** WHAT TO PRODUCE **
Locate each line in the material below that contains the string "input" and copy those lines. Treat uppercase and lowercase letters as different.

[Listings of element locations]

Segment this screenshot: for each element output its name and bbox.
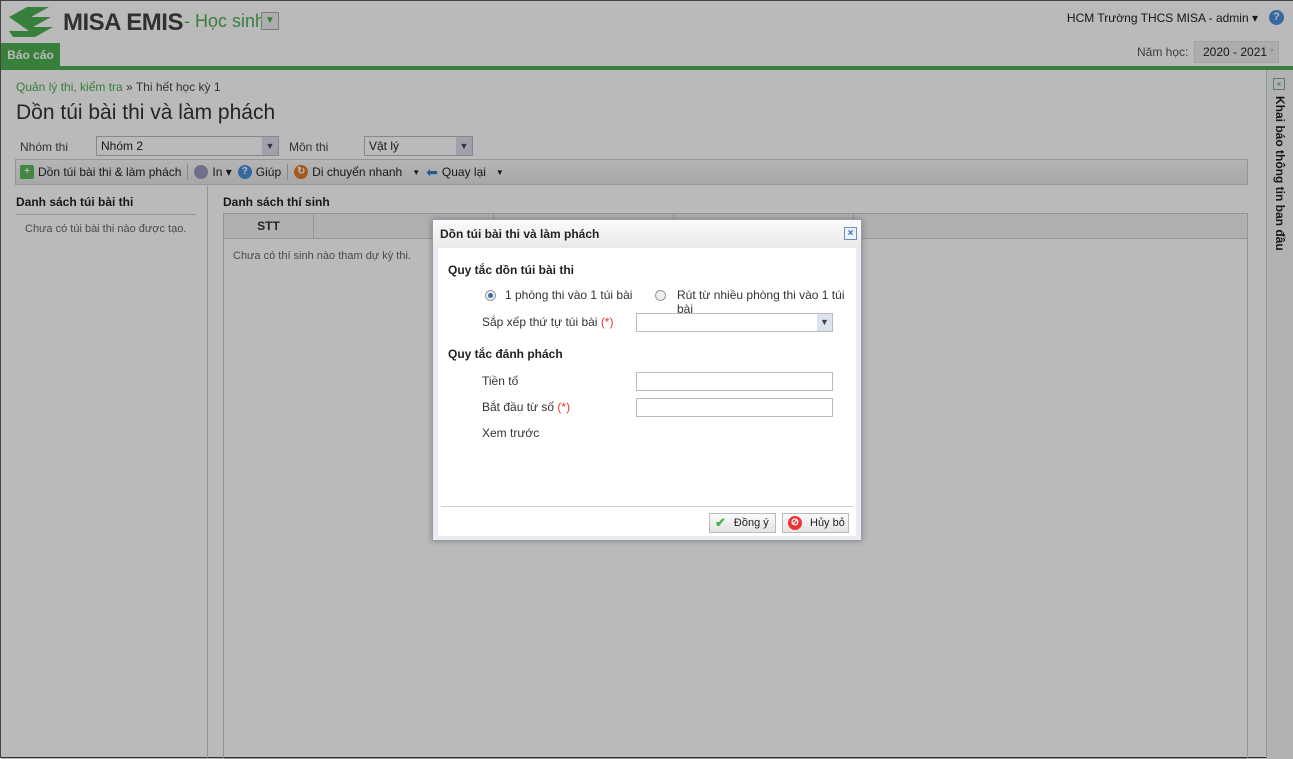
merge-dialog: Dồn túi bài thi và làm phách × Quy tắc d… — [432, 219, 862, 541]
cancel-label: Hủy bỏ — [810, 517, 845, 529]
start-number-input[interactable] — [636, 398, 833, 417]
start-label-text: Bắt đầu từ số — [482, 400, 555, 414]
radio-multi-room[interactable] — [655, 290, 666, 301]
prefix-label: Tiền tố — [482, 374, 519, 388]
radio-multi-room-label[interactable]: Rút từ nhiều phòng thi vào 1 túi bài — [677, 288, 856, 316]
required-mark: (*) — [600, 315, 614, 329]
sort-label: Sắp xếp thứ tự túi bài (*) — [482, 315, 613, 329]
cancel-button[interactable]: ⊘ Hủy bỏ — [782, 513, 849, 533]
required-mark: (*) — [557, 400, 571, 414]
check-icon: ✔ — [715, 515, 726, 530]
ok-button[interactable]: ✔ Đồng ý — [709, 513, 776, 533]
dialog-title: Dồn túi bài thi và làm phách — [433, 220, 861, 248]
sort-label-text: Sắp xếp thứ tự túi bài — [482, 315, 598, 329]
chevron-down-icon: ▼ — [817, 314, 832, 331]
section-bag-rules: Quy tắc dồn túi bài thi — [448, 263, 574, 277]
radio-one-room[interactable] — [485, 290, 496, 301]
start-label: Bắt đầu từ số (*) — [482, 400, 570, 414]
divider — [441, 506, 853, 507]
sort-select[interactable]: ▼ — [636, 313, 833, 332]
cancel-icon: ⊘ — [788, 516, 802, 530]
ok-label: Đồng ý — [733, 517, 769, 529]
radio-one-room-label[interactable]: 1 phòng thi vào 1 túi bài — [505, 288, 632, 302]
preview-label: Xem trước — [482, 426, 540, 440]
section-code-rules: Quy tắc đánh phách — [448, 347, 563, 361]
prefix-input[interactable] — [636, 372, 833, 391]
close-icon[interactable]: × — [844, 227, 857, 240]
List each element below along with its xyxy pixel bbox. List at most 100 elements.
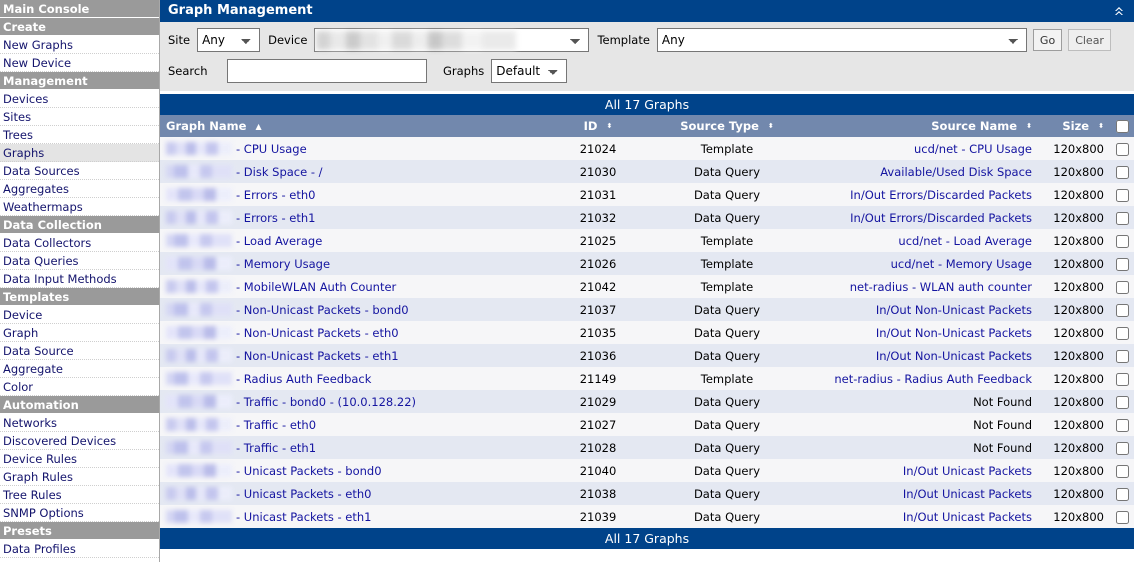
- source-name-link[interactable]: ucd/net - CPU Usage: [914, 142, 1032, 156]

** RESULT **
start-number-input[interactable] — [636, 398, 833, 417]
prefix-input[interactable] — [636, 372, 833, 391]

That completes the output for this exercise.